The records ::
- - -

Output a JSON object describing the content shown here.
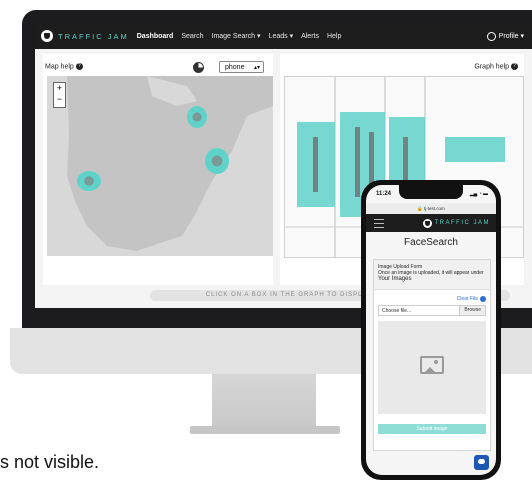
{
  "desktop": {
    "brand": "TRAFFIC JAM",
    "nav": {
      "dashboard": "Dashboard",
      "search": "Search",
      "image_search": "Image Search ▾",
      "leads": "Leads ▾",
      "alerts": "Alerts",
      "help": "Help",
      "profile": "Profile ▾"
    },
    "map": {
      "help_label": "Map help",
      "zoom_in": "+",
      "zoom_out": "−"
    },
    "filter": {
      "selected": "phone"
    },
    "graph": {
      "help_label": "Graph help"
    },
    "hint": "CLICK ON A BOX IN THE GRAPH TO DISPLAY THE DETAILS OF THE"
  },
  "phone": {
    "status_time": "11:24",
    "url": "tj-test.com",
    "brand": "TRAFFIC JAM",
    "title": "FaceSearch",
    "form_title": "Image Upload Form",
    "form_note": "Once an image is uploaded, it will appear under",
    "form_note_big": "Your Images",
    "clear_file": "Clear File",
    "file_placeholder": "Choose file...",
    "browse": "Browse",
    "submit": "Submit Image"
  },
  "caption": "s not visible.",
  "colors": {
    "accent": "#5fd3c9",
    "nav_bg": "#1d1d1d",
    "link": "#2a6fd1",
    "chat": "#1f57b5"
  }
}
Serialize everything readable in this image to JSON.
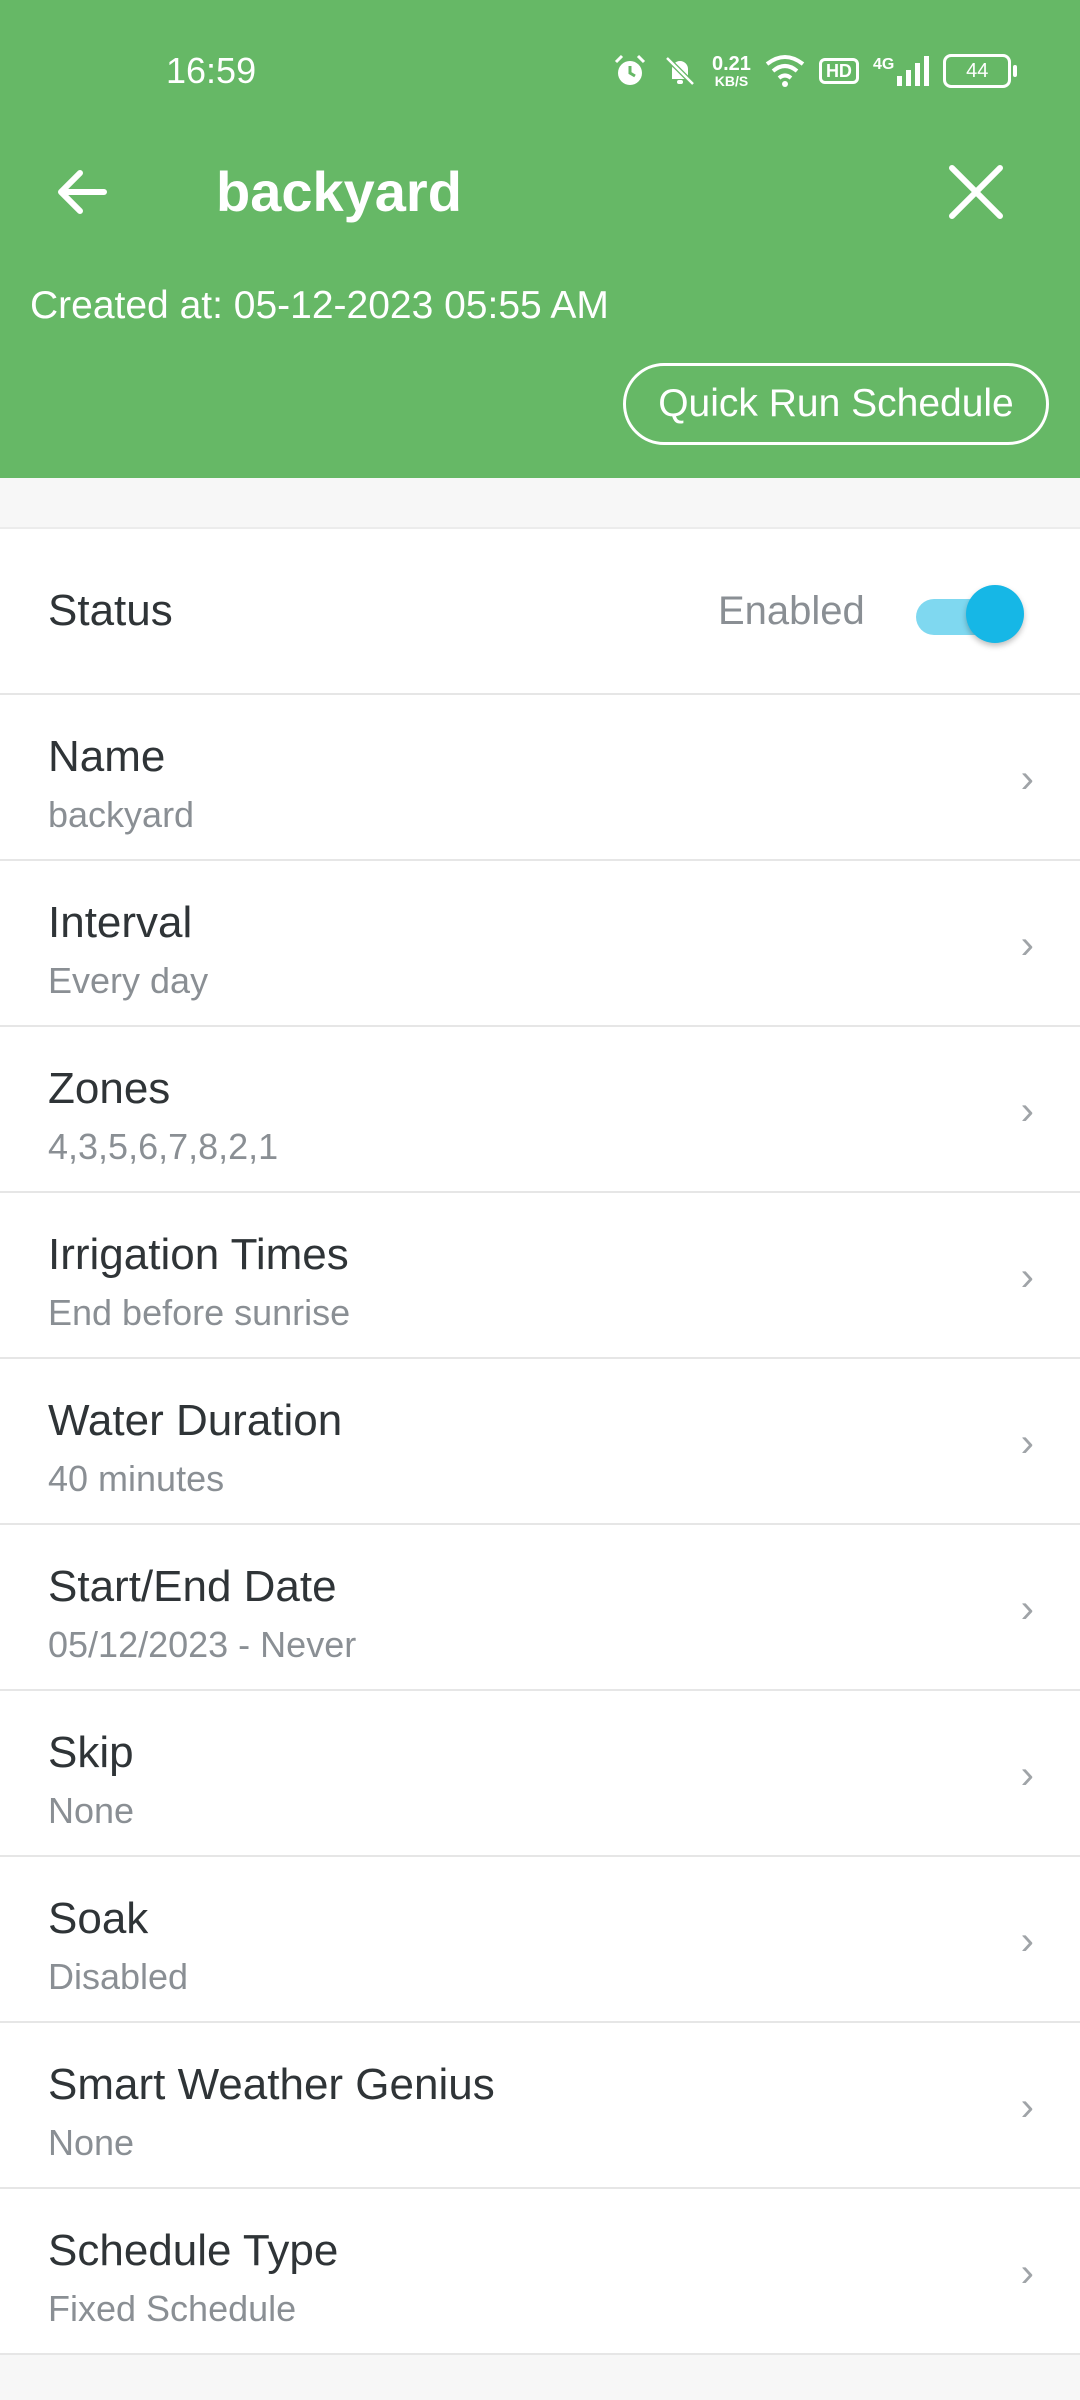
{
  "status_bar": {
    "time": "16:59",
    "speed_value": "0.21",
    "speed_unit": "KB/S",
    "hd_badge": "HD",
    "network_type": "4G",
    "battery": "44"
  },
  "header": {
    "title": "backyard",
    "created_at": "Created at: 05-12-2023 05:55 AM",
    "quick_run_label": "Quick Run Schedule",
    "background_color": "#66b866"
  },
  "status": {
    "label": "Status",
    "value": "Enabled",
    "enabled": true,
    "toggle_color": "#16b7e6"
  },
  "settings": [
    {
      "label": "Name",
      "value": "backyard"
    },
    {
      "label": "Interval",
      "value": "Every day"
    },
    {
      "label": "Zones",
      "value": "4,3,5,6,7,8,2,1"
    },
    {
      "label": "Irrigation Times",
      "value": "End before sunrise"
    },
    {
      "label": "Water Duration",
      "value": "40 minutes"
    },
    {
      "label": "Start/End Date",
      "value": "05/12/2023 - Never"
    },
    {
      "label": "Skip",
      "value": "None"
    },
    {
      "label": "Soak",
      "value": "Disabled"
    },
    {
      "label": "Smart Weather Genius",
      "value": "None"
    },
    {
      "label": "Schedule Type",
      "value": "Fixed Schedule"
    }
  ]
}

- - -

Directive ::
Restate the records word for word, omitting images.

Result of this task ::
Output a JSON object describing the content shown here.
{
  "desktop": {
    "brand": "TRAFFIC JAM",
    "nav": {
      "dashboard": "Dashboard",
      "search": "Search",
      "image_search": "Image Search ▾",
      "leads": "Leads ▾",
      "alerts": "Alerts",
      "help": "Help",
      "profile": "Profile ▾"
    },
    "map": {
      "help_label": "Map help",
      "zoom_in": "+",
      "zoom_out": "−"
    },
    "filter": {
      "selected": "phone"
    },
    "graph": {
      "help_label": "Graph help"
    },
    "hint": "CLICK ON A BOX IN THE GRAPH TO DISPLAY THE DETAILS OF THE"
  },
  "phone": {
    "status_time": "11:24",
    "url": "tj-test.com",
    "brand": "TRAFFIC JAM",
    "title": "FaceSearch",
    "form_title": "Image Upload Form",
    "form_note": "Once an image is uploaded, it will appear under",
    "form_note_big": "Your Images",
    "clear_file": "Clear File",
    "file_placeholder": "Choose file...",
    "browse": "Browse",
    "submit": "Submit Image"
  },
  "caption": "s not visible.",
  "colors": {
    "accent": "#5fd3c9",
    "nav_bg": "#1d1d1d",
    "link": "#2a6fd1",
    "chat": "#1f57b5"
  }
}
Serialize everything readable in this image to JSON.
{
  "status_bar": {
    "time": "16:59",
    "speed_value": "0.21",
    "speed_unit": "KB/S",
    "hd_badge": "HD",
    "network_type": "4G",
    "battery": "44"
  },
  "header": {
    "title": "backyard",
    "created_at": "Created at: 05-12-2023 05:55 AM",
    "quick_run_label": "Quick Run Schedule",
    "background_color": "#66b866"
  },
  "status": {
    "label": "Status",
    "value": "Enabled",
    "enabled": true,
    "toggle_color": "#16b7e6"
  },
  "settings": [
    {
      "label": "Name",
      "value": "backyard"
    },
    {
      "label": "Interval",
      "value": "Every day"
    },
    {
      "label": "Zones",
      "value": "4,3,5,6,7,8,2,1"
    },
    {
      "label": "Irrigation Times",
      "value": "End before sunrise"
    },
    {
      "label": "Water Duration",
      "value": "40 minutes"
    },
    {
      "label": "Start/End Date",
      "value": "05/12/2023 - Never"
    },
    {
      "label": "Skip",
      "value": "None"
    },
    {
      "label": "Soak",
      "value": "Disabled"
    },
    {
      "label": "Smart Weather Genius",
      "value": "None"
    },
    {
      "label": "Schedule Type",
      "value": "Fixed Schedule"
    }
  ]
}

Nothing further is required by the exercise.